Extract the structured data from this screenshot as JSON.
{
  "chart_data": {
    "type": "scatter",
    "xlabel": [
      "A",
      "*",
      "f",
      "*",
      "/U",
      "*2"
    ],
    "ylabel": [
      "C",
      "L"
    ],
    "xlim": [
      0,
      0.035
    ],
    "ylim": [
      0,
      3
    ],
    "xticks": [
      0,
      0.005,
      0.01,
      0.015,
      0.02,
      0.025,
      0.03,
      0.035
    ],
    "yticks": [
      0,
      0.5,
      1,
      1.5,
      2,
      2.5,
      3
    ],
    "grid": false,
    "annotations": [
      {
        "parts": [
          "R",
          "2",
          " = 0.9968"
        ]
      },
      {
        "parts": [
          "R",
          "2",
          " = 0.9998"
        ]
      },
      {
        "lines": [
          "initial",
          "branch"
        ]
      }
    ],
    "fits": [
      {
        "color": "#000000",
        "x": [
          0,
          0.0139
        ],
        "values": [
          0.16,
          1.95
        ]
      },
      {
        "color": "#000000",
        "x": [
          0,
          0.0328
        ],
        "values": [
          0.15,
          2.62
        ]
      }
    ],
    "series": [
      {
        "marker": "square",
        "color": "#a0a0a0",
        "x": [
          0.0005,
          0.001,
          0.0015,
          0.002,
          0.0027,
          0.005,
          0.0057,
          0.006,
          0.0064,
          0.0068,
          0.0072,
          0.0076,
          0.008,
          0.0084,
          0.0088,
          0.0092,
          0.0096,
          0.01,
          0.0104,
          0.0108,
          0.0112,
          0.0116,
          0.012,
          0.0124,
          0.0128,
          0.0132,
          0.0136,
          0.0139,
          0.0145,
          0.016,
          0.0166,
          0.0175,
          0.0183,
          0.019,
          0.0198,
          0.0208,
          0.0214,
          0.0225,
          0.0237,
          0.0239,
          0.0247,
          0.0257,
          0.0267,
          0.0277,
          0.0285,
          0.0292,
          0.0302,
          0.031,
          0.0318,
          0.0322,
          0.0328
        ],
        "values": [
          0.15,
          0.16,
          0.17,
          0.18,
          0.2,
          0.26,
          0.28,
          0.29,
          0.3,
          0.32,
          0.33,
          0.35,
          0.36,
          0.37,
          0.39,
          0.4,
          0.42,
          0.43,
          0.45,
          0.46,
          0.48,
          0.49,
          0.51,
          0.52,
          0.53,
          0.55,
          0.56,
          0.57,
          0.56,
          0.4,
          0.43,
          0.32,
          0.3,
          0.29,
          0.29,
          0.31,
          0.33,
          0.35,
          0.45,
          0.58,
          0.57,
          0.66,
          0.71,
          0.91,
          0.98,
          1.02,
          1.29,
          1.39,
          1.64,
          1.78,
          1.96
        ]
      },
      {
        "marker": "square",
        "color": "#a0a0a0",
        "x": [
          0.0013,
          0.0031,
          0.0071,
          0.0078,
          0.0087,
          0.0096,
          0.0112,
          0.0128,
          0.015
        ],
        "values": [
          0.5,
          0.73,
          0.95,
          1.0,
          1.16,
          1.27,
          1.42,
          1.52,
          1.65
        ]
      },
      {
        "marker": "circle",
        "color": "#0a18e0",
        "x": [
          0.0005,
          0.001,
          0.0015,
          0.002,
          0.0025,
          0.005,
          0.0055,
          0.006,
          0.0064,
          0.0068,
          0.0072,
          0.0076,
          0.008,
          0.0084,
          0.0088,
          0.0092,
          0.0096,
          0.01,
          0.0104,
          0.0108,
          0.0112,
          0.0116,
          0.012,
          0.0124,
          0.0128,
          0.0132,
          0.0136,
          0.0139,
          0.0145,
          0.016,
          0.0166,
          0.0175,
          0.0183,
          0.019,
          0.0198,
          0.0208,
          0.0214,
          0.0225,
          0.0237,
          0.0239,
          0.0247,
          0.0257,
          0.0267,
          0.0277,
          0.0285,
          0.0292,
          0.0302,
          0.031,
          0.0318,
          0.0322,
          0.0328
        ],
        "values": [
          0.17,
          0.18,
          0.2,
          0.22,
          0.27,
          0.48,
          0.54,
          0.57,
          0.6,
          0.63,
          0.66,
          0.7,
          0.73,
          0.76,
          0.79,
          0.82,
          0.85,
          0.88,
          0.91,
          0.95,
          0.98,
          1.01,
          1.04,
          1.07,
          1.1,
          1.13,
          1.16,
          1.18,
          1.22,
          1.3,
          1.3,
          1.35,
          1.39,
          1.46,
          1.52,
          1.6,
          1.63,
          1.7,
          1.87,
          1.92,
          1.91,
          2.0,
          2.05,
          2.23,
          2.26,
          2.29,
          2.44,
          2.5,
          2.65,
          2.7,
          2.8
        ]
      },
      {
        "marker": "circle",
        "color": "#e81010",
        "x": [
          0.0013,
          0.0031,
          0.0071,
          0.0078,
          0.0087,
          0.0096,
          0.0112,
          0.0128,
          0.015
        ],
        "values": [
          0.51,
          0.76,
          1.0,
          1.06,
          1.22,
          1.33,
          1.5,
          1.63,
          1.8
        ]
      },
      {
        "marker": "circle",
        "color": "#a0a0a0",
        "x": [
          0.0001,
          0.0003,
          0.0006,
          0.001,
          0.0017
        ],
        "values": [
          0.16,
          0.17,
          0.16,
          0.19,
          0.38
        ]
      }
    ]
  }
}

------------------------------------------------

→ **EXERCISE DETAILS**
Restate the listing in full, word for word.

→ **RESULT FOR THIS TASK**
Extract the structured data from this screenshot as JSON.
{
  "chart_data": {
    "type": "scatter",
    "xlabel": [
      "A",
      "*",
      "f",
      "*",
      "/U",
      "*2"
    ],
    "ylabel": [
      "C",
      "L"
    ],
    "xlim": [
      0,
      0.035
    ],
    "ylim": [
      0,
      3
    ],
    "xticks": [
      0,
      0.005,
      0.01,
      0.015,
      0.02,
      0.025,
      0.03,
      0.035
    ],
    "yticks": [
      0,
      0.5,
      1,
      1.5,
      2,
      2.5,
      3
    ],
    "grid": false,
    "annotations": [
      {
        "parts": [
          "R",
          "2",
          " = 0.9968"
        ]
      },
      {
        "parts": [
          "R",
          "2",
          " = 0.9998"
        ]
      },
      {
        "lines": [
          "initial",
          "branch"
        ]
      }
    ],
    "fits": [
      {
        "color": "#000000",
        "x": [
          0,
          0.0139
        ],
        "values": [
          0.16,
          1.95
        ]
      },
      {
        "color": "#000000",
        "x": [
          0,
          0.0328
        ],
        "values": [
          0.15,
          2.62
        ]
      }
    ],
    "series": [
      {
        "marker": "square",
        "color": "#a0a0a0",
        "x": [
          0.0005,
          0.001,
          0.0015,
          0.002,
          0.0027,
          0.005,
          0.0057,
          0.006,
          0.0064,
          0.0068,
          0.0072,
          0.0076,
          0.008,
          0.0084,
          0.0088,
          0.0092,
          0.0096,
          0.01,
          0.0104,
          0.0108,
          0.0112,
          0.0116,
          0.012,
          0.0124,
          0.0128,
          0.0132,
          0.0136,
          0.0139,
          0.0145,
          0.016,
          0.0166,
          0.0175,
          0.0183,
          0.019,
          0.0198,
          0.0208,
          0.0214,
          0.0225,
          0.0237,
          0.0239,
          0.0247,
          0.0257,
          0.0267,
          0.0277,
          0.0285,
          0.0292,
          0.0302,
          0.031,
          0.0318,
          0.0322,
          0.0328
        ],
        "values": [
          0.15,
          0.16,
          0.17,
          0.18,
          0.2,
          0.26,
          0.28,
          0.29,
          0.3,
          0.32,
          0.33,
          0.35,
          0.36,
          0.37,
          0.39,
          0.4,
          0.42,
          0.43,
          0.45,
          0.46,
          0.48,
          0.49,
          0.51,
          0.52,
          0.53,
          0.55,
          0.56,
          0.57,
          0.56,
          0.4,
          0.43,
          0.32,
          0.3,
          0.29,
          0.29,
          0.31,
          0.33,
          0.35,
          0.45,
          0.58,
          0.57,
          0.66,
          0.71,
          0.91,
          0.98,
          1.02,
          1.29,
          1.39,
          1.64,
          1.78,
          1.96
        ]
      },
      {
        "marker": "square",
        "color": "#a0a0a0",
        "x": [
          0.0013,
          0.0031,
          0.0071,
          0.0078,
          0.0087,
          0.0096,
          0.0112,
          0.0128,
          0.015
        ],
        "values": [
          0.5,
          0.73,
          0.95,
          1.0,
          1.16,
          1.27,
          1.42,
          1.52,
          1.65
        ]
      },
      {
        "marker": "circle",
        "color": "#0a18e0",
        "x": [
          0.0005,
          0.001,
          0.0015,
          0.002,
          0.0025,
          0.005,
          0.0055,
          0.006,
          0.0064,
          0.0068,
          0.0072,
          0.0076,
          0.008,
          0.0084,
          0.0088,
          0.0092,
          0.0096,
          0.01,
          0.0104,
          0.0108,
          0.0112,
          0.0116,
          0.012,
          0.0124,
          0.0128,
          0.0132,
          0.0136,
          0.0139,
          0.0145,
          0.016,
          0.0166,
          0.0175,
          0.0183,
          0.019,
          0.0198,
          0.0208,
          0.0214,
          0.0225,
          0.0237,
          0.0239,
          0.0247,
          0.0257,
          0.0267,
          0.0277,
          0.0285,
          0.0292,
          0.0302,
          0.031,
          0.0318,
          0.0322,
          0.0328
        ],
        "values": [
          0.17,
          0.18,
          0.2,
          0.22,
          0.27,
          0.48,
          0.54,
          0.57,
          0.6,
          0.63,
          0.66,
          0.7,
          0.73,
          0.76,
          0.79,
          0.82,
          0.85,
          0.88,
          0.91,
          0.95,
          0.98,
          1.01,
          1.04,
          1.07,
          1.1,
          1.13,
          1.16,
          1.18,
          1.22,
          1.3,
          1.3,
          1.35,
          1.39,
          1.46,
          1.52,
          1.6,
          1.63,
          1.7,
          1.87,
          1.92,
          1.91,
          2.0,
          2.05,
          2.23,
          2.26,
          2.29,
          2.44,
          2.5,
          2.65,
          2.7,
          2.8
        ]
      },
      {
        "marker": "circle",
        "color": "#e81010",
        "x": [
          0.0013,
          0.0031,
          0.0071,
          0.0078,
          0.0087,
          0.0096,
          0.0112,
          0.0128,
          0.015
        ],
        "values": [
          0.51,
          0.76,
          1.0,
          1.06,
          1.22,
          1.33,
          1.5,
          1.63,
          1.8
        ]
      },
      {
        "marker": "circle",
        "color": "#a0a0a0",
        "x": [
          0.0001,
          0.0003,
          0.0006,
          0.001,
          0.0017
        ],
        "values": [
          0.16,
          0.17,
          0.16,
          0.19,
          0.38
        ]
      }
    ]
  }
}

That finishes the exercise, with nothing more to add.